*** Trecho

- Um
dos grandes nomes do violão de sete cordas no Brasil hoje, Luís Filipe de Lima
costuma ser procurado nas redes sociais por jovens violonistas atrás de dicas
(“que cordas você usa? Que dedeira? Que sistema de captação?”, detalha ele).
Baseado no aumento dessa demanda, ele já vinha com a impressão de um
crescimento do interesse no instrumento. Mas confirmou mesmo numa dessas
conversas, quando um dos estudantes contou que escolheu tocar o violão de seis
cordas porque “hoje todo mundo está tocando sete cordas, me especializando no
de seis pinta mais trabalho”.
O
relato meio anedótico de Lima aponta um movimento que se dá de forma discreta,
porém contundente — como os desenhos de notas graves do violão de sete. E que
pode ser registrado em diversas frentes, como a onipresença do instrumento nas
rodas de choro (“a formação característica dos regionais é com um violão de
sete e um de seis, hoje você vê muitos grupo sem violão de seis, ou mesmo com
dois de sete”, explica o violonista Rogério Caetano). Ou a série “Sete vidas em
7 cordas”, de Pablo Francischelli, com curadoria e apresentação de Yamandu
Costa, que traça para o Canal Brasil (ainda sem data de estreia) um mapa da
história e do presente do instrumento, de diferentes tradições e gerações,
cobrindo do mestre Valter Silva, de 75 anos, ao pernambucano Vinicius Sarmento,
de 23. Ou a exploração de novas fronteiras como o que Lima tem proposto em
trabalhos de caráter experimental como sua parceria com o guitarrista e
produtor Arto Lindsay e em sua atuação com o grupo Coletivo Samba Noir. Ou
mesmo — e sobretudo — no interesse dos jovens estudantes de música.
Nesses 15 anos
de experiência na Escola Portátil de Música, posso assegurar que a proporção de
alunos de bom nível dedicados ao sete cordas passou de 1/3 dos violonistas para
2/3 — atesta Maurício Carrilho, violonista e coordenador da escola, ressaltando
que lá não há curso específico para sete cordas. — Essa procura desenfreada
pelo sete cordas tem até gerado um problema. Esses meninos querem sair fazendo
frases (as chamadas
“baixarias”, traçadas na região grave, características do instrumento) mas sem o fundamento harmônico e rítmico de quem passou pelo seis
cordas. Ou seja, fazem frases em momentos inoportunos, que acabam criando uma
deformação no fazer do choro e do samba. Por isso não temos o curso de sete
cordas, e sim de violão. Todos têm que estudar harmonia e ritmo (base do violão de seis) e contraponto (fundamento
do violão de sete).
Se por um lado a “procura desenfreada”

******

**Problema proposto a:** Segundo o trecho, qual é a idade do mestre Valter Silva?
O trecho e os registros são materiais independentes entre si.

*** Registros da tarefa

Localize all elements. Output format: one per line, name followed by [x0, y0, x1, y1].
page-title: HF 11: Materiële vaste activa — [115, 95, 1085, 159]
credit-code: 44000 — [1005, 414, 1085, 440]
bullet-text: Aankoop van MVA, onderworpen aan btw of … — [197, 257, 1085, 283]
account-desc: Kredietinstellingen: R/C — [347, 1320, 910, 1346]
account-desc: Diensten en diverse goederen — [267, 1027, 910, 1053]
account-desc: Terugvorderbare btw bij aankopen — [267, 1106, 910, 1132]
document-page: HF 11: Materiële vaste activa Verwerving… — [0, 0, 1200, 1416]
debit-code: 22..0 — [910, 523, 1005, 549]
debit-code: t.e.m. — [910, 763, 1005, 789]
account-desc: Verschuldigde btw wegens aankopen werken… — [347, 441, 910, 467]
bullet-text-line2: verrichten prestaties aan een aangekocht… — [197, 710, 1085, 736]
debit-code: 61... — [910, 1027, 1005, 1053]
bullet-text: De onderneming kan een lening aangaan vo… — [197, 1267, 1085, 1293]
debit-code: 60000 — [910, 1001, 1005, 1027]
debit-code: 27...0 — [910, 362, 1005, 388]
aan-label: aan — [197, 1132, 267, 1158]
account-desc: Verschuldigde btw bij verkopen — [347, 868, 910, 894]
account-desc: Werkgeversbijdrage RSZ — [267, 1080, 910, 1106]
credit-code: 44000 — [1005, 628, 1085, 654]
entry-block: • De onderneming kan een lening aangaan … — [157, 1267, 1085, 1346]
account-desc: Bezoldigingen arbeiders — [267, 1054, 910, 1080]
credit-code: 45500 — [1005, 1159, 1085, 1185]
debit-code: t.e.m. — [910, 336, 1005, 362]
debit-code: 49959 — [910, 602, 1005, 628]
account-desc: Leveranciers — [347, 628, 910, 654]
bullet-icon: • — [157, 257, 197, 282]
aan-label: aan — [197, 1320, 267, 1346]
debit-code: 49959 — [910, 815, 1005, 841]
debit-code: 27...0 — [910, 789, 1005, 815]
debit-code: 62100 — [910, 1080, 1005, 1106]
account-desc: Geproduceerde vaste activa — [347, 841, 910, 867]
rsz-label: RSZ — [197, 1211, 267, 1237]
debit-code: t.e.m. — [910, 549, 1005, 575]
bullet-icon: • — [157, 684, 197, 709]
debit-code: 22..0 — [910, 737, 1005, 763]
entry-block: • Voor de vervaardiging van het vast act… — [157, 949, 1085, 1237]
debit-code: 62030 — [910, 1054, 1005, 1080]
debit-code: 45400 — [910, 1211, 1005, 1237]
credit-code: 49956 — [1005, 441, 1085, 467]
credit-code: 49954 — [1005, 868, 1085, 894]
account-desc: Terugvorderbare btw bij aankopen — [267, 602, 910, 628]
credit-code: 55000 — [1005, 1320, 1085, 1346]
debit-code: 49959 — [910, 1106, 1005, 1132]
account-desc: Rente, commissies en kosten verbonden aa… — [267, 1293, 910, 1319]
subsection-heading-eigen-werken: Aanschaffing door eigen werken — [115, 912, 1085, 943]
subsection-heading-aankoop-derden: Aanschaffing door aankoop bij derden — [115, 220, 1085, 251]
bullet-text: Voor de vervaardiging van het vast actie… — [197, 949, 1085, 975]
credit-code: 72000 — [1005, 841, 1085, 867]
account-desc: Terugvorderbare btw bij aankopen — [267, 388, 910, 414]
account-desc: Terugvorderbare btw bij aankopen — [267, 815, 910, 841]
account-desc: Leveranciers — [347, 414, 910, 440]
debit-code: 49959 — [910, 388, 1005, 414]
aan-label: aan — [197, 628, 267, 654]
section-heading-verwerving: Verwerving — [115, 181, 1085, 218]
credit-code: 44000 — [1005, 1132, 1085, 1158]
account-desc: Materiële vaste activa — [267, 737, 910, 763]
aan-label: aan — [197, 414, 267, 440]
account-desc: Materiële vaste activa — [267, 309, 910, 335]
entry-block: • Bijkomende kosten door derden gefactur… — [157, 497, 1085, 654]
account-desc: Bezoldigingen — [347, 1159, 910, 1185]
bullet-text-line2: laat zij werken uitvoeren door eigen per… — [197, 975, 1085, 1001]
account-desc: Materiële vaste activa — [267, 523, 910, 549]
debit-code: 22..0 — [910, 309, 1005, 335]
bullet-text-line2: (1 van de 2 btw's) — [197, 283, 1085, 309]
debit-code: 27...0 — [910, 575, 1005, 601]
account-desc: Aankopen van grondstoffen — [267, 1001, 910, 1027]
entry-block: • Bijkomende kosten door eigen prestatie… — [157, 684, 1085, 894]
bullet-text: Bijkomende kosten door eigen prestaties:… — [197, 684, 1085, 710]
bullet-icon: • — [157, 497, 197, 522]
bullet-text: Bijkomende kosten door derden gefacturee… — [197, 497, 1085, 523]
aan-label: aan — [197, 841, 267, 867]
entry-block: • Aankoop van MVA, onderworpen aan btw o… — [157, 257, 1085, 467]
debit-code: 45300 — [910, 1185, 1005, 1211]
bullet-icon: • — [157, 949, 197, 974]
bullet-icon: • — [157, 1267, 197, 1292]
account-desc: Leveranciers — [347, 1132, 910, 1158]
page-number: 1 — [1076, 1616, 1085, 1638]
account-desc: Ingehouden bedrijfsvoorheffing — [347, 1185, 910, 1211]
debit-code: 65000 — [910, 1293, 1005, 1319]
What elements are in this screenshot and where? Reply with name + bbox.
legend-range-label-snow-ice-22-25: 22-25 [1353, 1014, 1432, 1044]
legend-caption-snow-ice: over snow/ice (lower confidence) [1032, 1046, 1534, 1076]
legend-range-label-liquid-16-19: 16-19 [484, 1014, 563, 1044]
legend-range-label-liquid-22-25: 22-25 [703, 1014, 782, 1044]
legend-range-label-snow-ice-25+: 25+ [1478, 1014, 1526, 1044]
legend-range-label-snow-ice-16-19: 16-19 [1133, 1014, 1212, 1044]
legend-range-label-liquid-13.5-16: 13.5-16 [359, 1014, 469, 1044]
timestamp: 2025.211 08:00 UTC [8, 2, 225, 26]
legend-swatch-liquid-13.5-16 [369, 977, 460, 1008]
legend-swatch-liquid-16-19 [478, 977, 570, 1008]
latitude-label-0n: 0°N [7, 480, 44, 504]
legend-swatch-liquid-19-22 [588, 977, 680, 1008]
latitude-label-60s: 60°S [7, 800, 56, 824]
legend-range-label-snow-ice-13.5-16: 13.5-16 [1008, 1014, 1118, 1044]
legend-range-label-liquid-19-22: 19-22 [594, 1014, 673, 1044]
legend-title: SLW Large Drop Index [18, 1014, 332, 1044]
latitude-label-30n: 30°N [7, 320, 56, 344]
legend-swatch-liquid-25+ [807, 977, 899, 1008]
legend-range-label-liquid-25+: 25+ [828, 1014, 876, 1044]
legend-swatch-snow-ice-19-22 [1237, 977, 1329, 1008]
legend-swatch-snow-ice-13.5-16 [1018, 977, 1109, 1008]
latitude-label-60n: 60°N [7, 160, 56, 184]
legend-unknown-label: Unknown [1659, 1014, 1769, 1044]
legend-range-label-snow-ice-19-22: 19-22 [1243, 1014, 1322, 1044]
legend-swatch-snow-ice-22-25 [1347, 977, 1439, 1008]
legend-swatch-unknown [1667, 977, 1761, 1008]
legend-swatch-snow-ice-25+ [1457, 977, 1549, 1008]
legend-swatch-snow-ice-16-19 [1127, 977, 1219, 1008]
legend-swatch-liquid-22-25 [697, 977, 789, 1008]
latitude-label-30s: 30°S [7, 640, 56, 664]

******

**Problema proposto b:** Reproduza fielmente os registros desde o início até a linha que contém "credit-code: 49954 — [1005, 868, 1085, 894]", incluindo essa linha.

**Resposta completa a:** 75 anos.

**Resposta completa b:**
Localize all elements. Output format: one per line, name followed by [x0, y0, x1, y1].
page-title: HF 11: Materiële vaste activa — [115, 95, 1085, 159]
credit-code: 44000 — [1005, 414, 1085, 440]
bullet-text: Aankoop van MVA, onderworpen aan btw of … — [197, 257, 1085, 283]
account-desc: Kredietinstellingen: R/C — [347, 1320, 910, 1346]
account-desc: Diensten en diverse goederen — [267, 1027, 910, 1053]
account-desc: Terugvorderbare btw bij aankopen — [267, 1106, 910, 1132]
document-page: HF 11: Materiële vaste activa Verwerving… — [0, 0, 1200, 1416]
debit-code: 22..0 — [910, 523, 1005, 549]
debit-code: t.e.m. — [910, 763, 1005, 789]
account-desc: Verschuldigde btw wegens aankopen werken… — [347, 441, 910, 467]
bullet-text-line2: verrichten prestaties aan een aangekocht… — [197, 710, 1085, 736]
debit-code: 61... — [910, 1027, 1005, 1053]
bullet-text: De onderneming kan een lening aangaan vo… — [197, 1267, 1085, 1293]
debit-code: 60000 — [910, 1001, 1005, 1027]
debit-code: 27...0 — [910, 362, 1005, 388]
aan-label: aan — [197, 1132, 267, 1158]
account-desc: Verschuldigde btw bij verkopen — [347, 868, 910, 894]
account-desc: Werkgeversbijdrage RSZ — [267, 1080, 910, 1106]
credit-code: 44000 — [1005, 628, 1085, 654]
entry-block: • De onderneming kan een lening aangaan … — [157, 1267, 1085, 1346]
account-desc: Bezoldigingen arbeiders — [267, 1054, 910, 1080]
credit-code: 45500 — [1005, 1159, 1085, 1185]
debit-code: t.e.m. — [910, 336, 1005, 362]
debit-code: 49959 — [910, 602, 1005, 628]
account-desc: Leveranciers — [347, 628, 910, 654]
bullet-icon: • — [157, 257, 197, 282]
aan-label: aan — [197, 1320, 267, 1346]
debit-code: 49959 — [910, 815, 1005, 841]
debit-code: 27...0 — [910, 789, 1005, 815]
debit-code: 62100 — [910, 1080, 1005, 1106]
account-desc: Geproduceerde vaste activa — [347, 841, 910, 867]
rsz-label: RSZ — [197, 1211, 267, 1237]
debit-code: t.e.m. — [910, 549, 1005, 575]
bullet-icon: • — [157, 684, 197, 709]
debit-code: 22..0 — [910, 737, 1005, 763]
entry-block: • Voor de vervaardiging van het vast act… — [157, 949, 1085, 1237]
debit-code: 62030 — [910, 1054, 1005, 1080]
debit-code: 45400 — [910, 1211, 1005, 1237]
credit-code: 49956 — [1005, 441, 1085, 467]
credit-code: 49954 — [1005, 868, 1085, 894]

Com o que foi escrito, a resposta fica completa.